## Set of tasks
(a) Repeat the passage of the Companies Act 1948 text from "(c ) a company" to "of the company.".
(b) Reproduce the records from their first line through the line containing "x-tick-label-now: Now: [866, 722, 938, 761]", including both of those lines.

Companies Act 1948

JurisdictionUK Non-devolved
Citation1948 c. 38


Companies Act, 1948

(11 & 12 Geo. 6.) CHAPTER 38.

An Act to consolidate the Companies Act, 1929, the Companies Act, 1947 (other than the provisions thereof relating to the registration of business names, bankruptcy and the prevention of fraud in connection with unit trusts), and certain other enactments amending the first-mentioned Act.

[30th June 1948]

Be it enacted by the King's most Excellent Majesty, by and with the advice and consent of the Lords Spiritual and Temporal, and Commons, in this present Parliament assembled, and by the authority of the same, as follows:—

I Incorporation of Companies and Matters Incidental thereto.

Part I.

Incorporation of Companies and Matters Incidental thereto.

Memorandum of Association.

Memorandum of Association.

S-1 Mode of forming incorporated company.

1 Mode of forming incorporated company.

(1) Any seven or more persons, or, where the company to be formed will be a private company, any two or more persons, associated for any lawful purpose may, by subscribing their names to a memorandum of association and otherwise complying with the requirements of this Act in respect of registration, form an incorporated company, with or without limited liability.

(2) Such a company may be either—

(a ) a company having the liability of its members limited by the memorandum to the amount, if any, unpaid on the shares respectively held by them (in this Act termed ‘a company limited by shares’); or

(b ) a company having the liability of its members limited by the memorandum to such amount as the members may respectively thereby undertake to contribute to the assets of the company in the event of its being wound up (in this Act termed ‘a company limited by guarantee’); or

(c ) a company not having any limit on the liability of its members (in this Act termed ‘an unlimited company’).

S-2 Requirements with respect to memorandum.

2 Requirements with respect to memorandum.

(1) The memorandum of every company must state—

(a ) the name of the company, with ‘limited’ as the last word of the name in the case of a company limited by shares or by guarantee;

(b ) whether the registered office of the company is to be situate in England or in Scotland;

(c ) the objects of the company.

(2) The memorandum of a company limited by shares or by guarantee must also state that the liability of its members is limited.

(3) The memorandum of a company limited by guarantee must also state that each member undertakes to contribute to the assets of the company in the event of its being wound up while he is a member, or within one year after he ceases to be a member, for payment of the debts and liabilities of the company contracted before he ceases to be a member, and of the costs, charges and expenses of winding up, and for adjustment of the rights of the contributories among themselves, such amount as may be required, not exceeding a specified amount.

(4) In the case of a company having a share capital—

(a ) the memorandum must also, unless the company is an unlimited company, state the amount of share capital with which the company proposes to be registered and the division thereof into shares of a fixed amount;

(b ) no subscriber of the memorandum may take less than one share;

(c ) each subscriber must write opposite to his name the number of shares he takes.

S-3 Stamp and signature of memorandum.

3 Stamp and signature of memorandum.

(Item position entries)
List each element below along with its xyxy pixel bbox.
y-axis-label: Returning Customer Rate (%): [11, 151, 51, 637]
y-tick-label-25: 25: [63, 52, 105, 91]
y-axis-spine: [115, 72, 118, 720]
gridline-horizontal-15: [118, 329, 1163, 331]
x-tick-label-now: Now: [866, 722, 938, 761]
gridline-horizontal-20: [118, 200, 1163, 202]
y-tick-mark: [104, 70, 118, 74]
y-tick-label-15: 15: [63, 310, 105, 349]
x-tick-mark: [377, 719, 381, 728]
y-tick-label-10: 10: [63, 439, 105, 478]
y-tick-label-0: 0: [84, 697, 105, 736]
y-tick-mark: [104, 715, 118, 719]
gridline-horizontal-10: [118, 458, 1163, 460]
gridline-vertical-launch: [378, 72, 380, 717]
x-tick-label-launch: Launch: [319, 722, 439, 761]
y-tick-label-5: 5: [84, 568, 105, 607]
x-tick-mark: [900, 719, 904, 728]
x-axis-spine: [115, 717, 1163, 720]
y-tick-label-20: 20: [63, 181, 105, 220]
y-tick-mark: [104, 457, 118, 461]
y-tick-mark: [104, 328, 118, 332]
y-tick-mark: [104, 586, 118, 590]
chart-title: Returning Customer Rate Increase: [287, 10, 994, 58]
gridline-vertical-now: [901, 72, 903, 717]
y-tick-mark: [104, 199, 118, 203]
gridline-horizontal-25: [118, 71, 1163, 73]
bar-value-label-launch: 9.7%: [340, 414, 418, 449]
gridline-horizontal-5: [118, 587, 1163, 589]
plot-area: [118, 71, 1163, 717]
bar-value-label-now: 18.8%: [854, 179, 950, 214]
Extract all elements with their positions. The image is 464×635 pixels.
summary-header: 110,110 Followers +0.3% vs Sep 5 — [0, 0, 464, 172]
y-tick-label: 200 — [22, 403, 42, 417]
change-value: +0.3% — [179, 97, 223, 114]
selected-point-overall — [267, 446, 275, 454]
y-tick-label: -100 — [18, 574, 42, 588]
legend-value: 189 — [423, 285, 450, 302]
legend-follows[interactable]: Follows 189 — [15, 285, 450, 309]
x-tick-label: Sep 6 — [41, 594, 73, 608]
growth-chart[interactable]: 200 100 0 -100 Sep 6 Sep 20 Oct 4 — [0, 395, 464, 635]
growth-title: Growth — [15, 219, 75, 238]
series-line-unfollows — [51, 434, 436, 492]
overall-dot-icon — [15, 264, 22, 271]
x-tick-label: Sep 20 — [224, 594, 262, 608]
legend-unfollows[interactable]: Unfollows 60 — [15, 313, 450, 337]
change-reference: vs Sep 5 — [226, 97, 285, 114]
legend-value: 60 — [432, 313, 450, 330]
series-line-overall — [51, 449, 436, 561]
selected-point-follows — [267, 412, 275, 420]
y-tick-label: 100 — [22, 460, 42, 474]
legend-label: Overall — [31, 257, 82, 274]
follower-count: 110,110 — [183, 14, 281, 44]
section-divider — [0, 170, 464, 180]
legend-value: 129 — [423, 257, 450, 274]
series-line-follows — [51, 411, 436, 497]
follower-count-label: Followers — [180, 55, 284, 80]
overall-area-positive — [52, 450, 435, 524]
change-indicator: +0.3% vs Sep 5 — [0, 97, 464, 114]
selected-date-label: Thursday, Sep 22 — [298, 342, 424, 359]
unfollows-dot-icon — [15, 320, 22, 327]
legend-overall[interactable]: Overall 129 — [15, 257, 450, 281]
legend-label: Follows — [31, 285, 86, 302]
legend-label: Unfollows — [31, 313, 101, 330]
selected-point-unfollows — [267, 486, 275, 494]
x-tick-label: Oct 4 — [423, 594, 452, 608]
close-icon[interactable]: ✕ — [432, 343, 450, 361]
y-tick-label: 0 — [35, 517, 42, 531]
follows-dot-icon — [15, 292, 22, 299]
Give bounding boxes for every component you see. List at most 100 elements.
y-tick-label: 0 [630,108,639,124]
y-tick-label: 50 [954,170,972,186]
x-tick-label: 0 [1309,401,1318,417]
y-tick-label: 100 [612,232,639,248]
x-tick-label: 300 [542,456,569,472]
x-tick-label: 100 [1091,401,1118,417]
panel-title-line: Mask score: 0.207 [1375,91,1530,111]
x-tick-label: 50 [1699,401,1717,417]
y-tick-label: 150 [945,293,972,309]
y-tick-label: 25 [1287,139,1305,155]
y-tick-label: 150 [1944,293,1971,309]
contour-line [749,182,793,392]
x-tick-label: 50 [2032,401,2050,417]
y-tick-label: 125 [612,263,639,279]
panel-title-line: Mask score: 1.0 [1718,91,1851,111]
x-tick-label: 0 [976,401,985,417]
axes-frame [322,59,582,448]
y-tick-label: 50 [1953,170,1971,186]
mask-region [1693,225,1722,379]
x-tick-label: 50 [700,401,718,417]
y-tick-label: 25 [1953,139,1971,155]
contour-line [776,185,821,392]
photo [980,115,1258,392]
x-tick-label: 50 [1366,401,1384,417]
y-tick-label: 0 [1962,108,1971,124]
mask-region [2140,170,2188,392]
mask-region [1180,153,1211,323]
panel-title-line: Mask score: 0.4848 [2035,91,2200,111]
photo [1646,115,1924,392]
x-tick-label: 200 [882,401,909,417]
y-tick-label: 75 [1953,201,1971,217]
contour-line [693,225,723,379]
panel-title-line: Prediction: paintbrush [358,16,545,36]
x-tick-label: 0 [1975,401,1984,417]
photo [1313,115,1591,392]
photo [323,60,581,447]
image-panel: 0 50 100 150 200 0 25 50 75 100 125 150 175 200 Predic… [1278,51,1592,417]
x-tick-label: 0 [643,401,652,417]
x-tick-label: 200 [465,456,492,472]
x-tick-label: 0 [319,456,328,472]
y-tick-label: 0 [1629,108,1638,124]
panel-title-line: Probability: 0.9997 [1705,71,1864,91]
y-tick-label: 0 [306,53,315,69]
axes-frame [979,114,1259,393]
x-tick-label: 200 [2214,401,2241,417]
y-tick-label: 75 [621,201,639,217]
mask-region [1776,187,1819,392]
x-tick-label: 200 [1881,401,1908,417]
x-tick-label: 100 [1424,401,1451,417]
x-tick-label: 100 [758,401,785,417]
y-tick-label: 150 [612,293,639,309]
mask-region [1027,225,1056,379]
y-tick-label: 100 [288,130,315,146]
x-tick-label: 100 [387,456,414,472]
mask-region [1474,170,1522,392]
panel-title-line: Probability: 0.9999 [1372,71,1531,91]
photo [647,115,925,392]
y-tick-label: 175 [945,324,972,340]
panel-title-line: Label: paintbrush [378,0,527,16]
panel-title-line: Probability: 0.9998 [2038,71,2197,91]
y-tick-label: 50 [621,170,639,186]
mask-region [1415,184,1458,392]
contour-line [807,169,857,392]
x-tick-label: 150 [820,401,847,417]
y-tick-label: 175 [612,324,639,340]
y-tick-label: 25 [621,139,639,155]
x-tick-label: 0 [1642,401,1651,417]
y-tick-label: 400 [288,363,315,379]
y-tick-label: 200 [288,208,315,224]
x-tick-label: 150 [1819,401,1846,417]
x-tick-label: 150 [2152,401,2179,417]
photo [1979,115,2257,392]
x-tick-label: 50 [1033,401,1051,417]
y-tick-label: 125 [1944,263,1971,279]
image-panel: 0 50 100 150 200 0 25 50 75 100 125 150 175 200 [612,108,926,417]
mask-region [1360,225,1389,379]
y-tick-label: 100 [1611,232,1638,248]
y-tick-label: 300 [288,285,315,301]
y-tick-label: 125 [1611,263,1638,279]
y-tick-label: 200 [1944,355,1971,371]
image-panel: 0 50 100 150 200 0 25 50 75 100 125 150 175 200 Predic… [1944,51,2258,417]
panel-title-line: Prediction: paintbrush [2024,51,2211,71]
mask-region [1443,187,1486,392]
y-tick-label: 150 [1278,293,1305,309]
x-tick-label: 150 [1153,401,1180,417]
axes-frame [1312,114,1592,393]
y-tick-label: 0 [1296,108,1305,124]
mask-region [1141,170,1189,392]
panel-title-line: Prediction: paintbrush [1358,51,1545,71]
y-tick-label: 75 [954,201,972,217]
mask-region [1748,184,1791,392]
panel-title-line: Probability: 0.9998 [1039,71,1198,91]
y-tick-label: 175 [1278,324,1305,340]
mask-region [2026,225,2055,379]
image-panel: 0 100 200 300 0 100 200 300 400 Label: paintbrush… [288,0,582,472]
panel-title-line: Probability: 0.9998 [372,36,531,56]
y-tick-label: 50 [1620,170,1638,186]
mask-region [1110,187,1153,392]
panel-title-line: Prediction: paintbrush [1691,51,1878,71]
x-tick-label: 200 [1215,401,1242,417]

## Solutions by task
(a)
(c ) a company not having any limit on the liability of its members (in this Act termed ‘an unlimited company’).

S-2 Requirements with respect to memorandum.

2 Requirements with respect to memorandum.

(1) The memorandum of every company must state—

(a ) the name of the company, with ‘limited’ as the last word of the name in the case of a company limited by shares or by guarantee;

(b ) whether the registered office of the company is to be situate in England or in Scotland;

(c ) the objects of the company.

(b)
List each element below along with its xyxy pixel bbox.
y-axis-label: Returning Customer Rate (%): [11, 151, 51, 637]
y-tick-label-25: 25: [63, 52, 105, 91]
y-axis-spine: [115, 72, 118, 720]
gridline-horizontal-15: [118, 329, 1163, 331]
x-tick-label-now: Now: [866, 722, 938, 761]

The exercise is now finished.